__Problem to solve__. Each line from the one that contains "Output a JSON" to the end of the material must be quoted exactly; include both end lines and nothing else.

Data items
_ _ _ _ _ _ _
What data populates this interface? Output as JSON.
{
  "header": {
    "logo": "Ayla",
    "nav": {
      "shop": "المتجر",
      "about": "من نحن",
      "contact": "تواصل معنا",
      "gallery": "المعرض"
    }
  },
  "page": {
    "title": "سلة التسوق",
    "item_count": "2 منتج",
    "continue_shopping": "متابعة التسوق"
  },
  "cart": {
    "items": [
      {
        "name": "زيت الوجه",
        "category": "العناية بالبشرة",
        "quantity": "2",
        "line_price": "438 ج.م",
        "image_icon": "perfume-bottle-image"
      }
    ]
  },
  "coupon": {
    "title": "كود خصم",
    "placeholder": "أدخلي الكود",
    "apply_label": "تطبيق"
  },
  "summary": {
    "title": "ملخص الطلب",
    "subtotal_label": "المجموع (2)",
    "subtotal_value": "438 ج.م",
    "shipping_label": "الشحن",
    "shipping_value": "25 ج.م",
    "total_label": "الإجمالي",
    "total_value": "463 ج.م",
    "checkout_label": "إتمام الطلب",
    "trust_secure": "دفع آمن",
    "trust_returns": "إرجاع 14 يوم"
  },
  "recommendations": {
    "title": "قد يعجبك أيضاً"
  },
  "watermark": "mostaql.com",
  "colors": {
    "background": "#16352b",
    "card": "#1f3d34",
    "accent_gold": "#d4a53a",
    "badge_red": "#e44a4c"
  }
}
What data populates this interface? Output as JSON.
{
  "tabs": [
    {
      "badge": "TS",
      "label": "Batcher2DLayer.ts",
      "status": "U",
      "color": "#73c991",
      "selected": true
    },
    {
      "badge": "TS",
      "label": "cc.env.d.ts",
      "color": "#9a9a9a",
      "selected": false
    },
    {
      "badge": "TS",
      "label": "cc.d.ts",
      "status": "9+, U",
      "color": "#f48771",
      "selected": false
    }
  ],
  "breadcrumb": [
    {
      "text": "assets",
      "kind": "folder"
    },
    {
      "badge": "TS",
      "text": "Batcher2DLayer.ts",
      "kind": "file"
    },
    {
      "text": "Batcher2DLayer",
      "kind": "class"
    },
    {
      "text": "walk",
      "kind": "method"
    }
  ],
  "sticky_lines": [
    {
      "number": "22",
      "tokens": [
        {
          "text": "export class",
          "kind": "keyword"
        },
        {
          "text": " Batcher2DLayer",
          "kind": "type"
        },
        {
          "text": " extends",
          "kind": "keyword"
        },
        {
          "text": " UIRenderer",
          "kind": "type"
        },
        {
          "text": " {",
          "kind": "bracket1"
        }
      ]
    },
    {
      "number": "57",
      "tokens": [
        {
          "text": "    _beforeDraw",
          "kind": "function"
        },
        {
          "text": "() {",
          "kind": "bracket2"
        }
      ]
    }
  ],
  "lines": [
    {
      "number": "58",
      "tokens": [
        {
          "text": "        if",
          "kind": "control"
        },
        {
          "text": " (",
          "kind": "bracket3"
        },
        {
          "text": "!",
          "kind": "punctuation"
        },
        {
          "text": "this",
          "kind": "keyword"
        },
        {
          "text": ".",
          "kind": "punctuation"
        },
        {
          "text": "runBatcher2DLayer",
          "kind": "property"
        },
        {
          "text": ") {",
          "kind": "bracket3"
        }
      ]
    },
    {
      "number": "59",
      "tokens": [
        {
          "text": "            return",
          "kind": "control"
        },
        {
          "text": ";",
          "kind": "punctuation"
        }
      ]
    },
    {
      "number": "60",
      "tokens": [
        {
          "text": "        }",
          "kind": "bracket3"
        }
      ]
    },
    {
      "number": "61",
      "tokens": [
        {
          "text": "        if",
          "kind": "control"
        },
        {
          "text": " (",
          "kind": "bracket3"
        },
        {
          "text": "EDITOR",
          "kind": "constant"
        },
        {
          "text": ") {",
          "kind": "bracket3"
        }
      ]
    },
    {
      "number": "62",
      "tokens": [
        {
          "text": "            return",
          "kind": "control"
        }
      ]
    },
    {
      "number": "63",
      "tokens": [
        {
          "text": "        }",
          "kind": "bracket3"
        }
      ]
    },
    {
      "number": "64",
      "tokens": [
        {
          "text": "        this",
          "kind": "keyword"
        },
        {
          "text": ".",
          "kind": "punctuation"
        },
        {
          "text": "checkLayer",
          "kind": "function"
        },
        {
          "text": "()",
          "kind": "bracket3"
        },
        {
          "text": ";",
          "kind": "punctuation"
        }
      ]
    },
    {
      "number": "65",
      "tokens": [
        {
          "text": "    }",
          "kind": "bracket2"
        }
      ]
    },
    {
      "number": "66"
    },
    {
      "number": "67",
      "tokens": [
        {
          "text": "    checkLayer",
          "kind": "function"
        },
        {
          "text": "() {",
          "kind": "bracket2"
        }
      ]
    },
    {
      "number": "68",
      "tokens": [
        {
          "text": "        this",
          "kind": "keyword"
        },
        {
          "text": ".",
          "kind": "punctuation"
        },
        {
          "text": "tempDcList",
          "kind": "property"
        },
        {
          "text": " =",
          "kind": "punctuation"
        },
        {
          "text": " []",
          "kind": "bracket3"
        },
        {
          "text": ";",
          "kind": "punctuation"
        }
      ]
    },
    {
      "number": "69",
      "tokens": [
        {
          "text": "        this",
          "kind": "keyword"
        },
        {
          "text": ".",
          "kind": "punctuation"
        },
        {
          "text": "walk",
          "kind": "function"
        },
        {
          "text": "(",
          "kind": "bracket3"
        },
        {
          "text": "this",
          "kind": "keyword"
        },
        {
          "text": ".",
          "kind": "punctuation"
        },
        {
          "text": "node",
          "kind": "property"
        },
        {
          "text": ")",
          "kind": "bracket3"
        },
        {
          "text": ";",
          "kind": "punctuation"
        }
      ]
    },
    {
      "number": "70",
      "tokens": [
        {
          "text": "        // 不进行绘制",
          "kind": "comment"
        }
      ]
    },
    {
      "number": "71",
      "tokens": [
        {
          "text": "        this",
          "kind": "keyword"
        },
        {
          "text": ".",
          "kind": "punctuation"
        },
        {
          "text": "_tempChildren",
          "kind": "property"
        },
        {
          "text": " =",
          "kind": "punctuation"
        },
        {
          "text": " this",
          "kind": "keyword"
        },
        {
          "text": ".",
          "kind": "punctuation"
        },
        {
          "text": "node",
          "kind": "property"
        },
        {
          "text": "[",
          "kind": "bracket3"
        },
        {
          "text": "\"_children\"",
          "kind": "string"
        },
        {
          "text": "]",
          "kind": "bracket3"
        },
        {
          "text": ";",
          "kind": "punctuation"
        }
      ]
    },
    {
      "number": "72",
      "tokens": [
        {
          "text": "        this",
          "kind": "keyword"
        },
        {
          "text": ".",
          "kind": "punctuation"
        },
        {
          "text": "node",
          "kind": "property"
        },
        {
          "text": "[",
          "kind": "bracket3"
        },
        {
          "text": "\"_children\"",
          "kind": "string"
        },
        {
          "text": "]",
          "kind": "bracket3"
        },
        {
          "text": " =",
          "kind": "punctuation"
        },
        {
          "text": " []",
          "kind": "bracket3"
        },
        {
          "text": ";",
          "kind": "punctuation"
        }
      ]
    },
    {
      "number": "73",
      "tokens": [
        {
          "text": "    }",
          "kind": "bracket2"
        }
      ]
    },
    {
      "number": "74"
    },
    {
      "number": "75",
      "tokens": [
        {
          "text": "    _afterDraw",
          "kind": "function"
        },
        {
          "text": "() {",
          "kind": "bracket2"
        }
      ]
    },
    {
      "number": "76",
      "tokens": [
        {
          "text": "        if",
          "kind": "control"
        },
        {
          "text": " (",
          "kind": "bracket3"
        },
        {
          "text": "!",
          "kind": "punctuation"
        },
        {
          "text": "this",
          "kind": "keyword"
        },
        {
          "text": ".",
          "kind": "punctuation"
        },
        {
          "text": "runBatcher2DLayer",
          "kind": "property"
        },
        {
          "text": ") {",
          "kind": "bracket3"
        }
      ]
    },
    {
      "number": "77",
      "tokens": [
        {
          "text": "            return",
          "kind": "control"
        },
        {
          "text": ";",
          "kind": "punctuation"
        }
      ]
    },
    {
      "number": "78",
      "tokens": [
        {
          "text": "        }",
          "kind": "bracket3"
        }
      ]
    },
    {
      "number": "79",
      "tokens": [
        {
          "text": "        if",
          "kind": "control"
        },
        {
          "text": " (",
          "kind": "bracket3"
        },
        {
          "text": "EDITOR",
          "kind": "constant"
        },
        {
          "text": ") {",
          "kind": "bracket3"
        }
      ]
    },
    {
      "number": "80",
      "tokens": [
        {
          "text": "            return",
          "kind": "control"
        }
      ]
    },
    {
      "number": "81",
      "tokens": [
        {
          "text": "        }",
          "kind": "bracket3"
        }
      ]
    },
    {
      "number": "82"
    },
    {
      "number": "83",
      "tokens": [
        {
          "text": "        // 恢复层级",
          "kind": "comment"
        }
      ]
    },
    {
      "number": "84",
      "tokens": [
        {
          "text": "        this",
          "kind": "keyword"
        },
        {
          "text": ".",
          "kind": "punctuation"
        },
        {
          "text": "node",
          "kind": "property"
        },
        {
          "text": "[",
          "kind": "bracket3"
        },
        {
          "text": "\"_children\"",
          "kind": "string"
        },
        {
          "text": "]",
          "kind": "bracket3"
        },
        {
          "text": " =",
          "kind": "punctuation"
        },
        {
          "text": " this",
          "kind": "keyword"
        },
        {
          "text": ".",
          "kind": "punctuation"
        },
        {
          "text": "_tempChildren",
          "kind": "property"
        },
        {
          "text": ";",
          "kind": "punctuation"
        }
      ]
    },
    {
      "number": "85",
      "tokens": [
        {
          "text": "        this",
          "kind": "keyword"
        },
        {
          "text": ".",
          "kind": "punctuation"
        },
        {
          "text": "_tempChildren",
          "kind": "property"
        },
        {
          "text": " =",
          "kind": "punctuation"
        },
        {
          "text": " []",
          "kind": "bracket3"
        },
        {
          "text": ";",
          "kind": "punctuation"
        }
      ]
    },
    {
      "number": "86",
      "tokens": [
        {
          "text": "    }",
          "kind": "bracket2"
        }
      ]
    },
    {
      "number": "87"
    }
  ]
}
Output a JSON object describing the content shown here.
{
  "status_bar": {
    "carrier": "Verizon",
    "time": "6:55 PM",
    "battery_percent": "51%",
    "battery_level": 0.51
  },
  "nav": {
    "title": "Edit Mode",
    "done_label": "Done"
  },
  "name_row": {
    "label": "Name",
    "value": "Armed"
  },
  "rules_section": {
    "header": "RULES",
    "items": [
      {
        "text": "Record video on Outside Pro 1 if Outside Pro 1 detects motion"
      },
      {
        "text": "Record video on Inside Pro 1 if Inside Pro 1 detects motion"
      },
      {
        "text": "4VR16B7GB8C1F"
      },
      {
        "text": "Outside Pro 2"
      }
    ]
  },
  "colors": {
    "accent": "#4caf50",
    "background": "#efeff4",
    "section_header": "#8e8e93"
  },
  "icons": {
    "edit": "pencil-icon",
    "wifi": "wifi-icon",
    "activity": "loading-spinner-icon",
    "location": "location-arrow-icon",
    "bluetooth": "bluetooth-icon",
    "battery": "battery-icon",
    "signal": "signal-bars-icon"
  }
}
_ _ _ _ _ _ _
__Final result__.
Output a JSON object describing the content shown here.
{
  "status_bar": {
    "carrier": "Verizon",
    "time": "6:55 PM",
    "battery_percent": "51%",
    "battery_level": 0.51
  },
  "nav": {
    "title": "Edit Mode",
    "done_label": "Done"
  },
  "name_row": {
    "label": "Name",
    "value": "Armed"
  },
  "rules_section": {
    "header": "RULES",
    "items": [
      {
        "text": "Record video on Outside Pro 1 if Outside Pro 1 detects motion"
      },
      {
        "text": "Record video on Inside Pro 1 if Inside Pro 1 detects motion"
      },
      {
        "text": "4VR16B7GB8C1F"
      },
      {
        "text": "Outside Pro 2"
      }
    ]
  },
  "colors": {
    "accent": "#4caf50",
    "background": "#efeff4",
    "section_header": "#8e8e93"
  },
  "icons": {
    "edit": "pencil-icon",
    "wifi": "wifi-icon",
    "activity": "loading-spinner-icon",
    "location": "location-arrow-icon",
    "bluetooth": "bluetooth-icon",
    "battery": "battery-icon",
    "signal": "signal-bars-icon"
  }
}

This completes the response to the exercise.